Write only the number of lines in the records beneath that hold "title".
··· INPUT MATERIAL
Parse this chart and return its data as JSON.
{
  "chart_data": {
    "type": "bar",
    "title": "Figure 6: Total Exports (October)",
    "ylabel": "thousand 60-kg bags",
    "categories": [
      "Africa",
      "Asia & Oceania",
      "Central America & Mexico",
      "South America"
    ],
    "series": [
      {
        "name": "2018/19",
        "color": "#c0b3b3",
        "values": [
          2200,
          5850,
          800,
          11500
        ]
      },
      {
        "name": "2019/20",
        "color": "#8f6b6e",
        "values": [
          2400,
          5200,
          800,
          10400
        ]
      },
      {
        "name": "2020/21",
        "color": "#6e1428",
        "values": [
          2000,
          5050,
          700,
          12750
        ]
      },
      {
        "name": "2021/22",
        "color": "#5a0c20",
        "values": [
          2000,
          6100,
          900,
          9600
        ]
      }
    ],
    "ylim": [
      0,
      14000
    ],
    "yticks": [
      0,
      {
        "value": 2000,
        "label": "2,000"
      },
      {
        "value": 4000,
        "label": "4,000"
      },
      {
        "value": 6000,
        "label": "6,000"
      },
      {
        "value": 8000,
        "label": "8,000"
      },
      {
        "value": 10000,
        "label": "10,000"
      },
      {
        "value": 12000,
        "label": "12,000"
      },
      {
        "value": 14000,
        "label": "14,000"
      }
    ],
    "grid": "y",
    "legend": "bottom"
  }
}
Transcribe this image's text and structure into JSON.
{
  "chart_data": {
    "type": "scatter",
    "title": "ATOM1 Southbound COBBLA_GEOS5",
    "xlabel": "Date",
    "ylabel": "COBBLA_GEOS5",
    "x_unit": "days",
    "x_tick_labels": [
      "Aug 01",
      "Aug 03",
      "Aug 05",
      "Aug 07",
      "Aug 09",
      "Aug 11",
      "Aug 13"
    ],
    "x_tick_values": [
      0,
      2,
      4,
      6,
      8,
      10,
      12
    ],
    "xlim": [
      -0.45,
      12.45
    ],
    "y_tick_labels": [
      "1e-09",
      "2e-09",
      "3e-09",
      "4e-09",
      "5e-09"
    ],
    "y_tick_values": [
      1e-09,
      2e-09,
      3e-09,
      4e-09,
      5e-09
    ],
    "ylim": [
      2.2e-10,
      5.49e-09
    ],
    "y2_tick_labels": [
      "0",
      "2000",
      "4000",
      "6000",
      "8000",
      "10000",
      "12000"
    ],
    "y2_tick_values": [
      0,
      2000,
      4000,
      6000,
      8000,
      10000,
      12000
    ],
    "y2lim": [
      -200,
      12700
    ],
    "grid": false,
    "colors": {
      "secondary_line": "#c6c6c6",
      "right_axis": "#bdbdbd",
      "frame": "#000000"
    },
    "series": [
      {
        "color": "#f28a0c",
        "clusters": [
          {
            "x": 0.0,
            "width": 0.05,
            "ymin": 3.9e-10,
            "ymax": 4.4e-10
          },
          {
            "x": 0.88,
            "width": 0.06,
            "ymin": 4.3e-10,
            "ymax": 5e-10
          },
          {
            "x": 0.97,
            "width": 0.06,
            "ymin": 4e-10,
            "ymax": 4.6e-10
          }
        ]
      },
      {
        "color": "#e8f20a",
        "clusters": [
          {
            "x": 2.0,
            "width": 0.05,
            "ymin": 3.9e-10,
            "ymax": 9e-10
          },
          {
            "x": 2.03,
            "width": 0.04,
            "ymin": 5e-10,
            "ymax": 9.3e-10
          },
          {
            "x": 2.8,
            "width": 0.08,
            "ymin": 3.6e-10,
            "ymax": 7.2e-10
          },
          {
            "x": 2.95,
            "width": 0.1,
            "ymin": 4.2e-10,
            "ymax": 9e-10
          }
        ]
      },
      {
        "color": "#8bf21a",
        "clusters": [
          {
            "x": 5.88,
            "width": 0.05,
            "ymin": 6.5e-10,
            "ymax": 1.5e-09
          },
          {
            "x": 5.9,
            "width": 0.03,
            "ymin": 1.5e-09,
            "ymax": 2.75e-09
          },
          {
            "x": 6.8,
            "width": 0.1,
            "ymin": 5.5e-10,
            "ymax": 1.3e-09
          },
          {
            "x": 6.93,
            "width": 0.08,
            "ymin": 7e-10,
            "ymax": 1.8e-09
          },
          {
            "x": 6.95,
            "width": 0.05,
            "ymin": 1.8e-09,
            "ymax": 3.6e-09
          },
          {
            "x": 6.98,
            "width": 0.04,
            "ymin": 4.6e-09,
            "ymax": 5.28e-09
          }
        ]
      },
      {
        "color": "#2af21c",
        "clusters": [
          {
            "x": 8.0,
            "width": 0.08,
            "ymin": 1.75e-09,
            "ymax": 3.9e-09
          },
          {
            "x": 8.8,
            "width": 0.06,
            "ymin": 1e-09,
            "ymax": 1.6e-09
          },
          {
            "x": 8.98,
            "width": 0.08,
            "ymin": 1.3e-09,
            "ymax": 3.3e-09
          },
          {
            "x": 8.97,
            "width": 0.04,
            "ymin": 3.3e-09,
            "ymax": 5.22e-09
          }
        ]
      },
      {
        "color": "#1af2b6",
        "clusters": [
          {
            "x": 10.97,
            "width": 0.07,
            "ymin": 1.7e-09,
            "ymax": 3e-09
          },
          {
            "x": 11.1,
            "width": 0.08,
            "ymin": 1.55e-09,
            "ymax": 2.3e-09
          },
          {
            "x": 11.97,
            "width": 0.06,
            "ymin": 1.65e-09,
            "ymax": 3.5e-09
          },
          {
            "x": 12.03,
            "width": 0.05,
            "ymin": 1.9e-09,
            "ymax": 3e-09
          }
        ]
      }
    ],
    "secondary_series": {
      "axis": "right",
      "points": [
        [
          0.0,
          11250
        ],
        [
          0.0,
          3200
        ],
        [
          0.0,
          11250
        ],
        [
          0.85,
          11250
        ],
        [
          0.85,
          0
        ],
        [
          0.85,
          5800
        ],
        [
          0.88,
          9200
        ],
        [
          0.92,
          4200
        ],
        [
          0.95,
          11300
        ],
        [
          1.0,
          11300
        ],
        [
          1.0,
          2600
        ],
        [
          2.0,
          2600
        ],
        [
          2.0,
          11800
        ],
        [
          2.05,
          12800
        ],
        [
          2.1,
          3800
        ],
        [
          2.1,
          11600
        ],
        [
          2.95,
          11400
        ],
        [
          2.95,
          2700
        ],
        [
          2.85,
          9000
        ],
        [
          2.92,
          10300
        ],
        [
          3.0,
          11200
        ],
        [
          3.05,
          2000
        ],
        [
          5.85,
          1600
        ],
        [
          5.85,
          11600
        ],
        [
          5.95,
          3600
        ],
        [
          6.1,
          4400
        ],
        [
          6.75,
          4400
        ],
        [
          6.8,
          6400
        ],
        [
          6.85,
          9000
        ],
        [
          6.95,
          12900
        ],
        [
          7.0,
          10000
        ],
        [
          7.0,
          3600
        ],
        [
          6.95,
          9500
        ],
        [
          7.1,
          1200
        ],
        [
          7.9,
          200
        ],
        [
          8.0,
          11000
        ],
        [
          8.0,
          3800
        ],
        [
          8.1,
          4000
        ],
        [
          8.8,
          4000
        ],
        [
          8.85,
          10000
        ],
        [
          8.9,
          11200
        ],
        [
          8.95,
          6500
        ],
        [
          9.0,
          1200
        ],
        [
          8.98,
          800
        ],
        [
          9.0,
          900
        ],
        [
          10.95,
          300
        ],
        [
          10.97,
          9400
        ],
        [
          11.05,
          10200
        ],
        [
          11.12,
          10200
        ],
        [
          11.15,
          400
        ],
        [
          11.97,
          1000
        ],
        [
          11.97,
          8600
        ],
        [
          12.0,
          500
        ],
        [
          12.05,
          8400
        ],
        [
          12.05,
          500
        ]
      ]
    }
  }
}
······
## FULL OUTPUT
2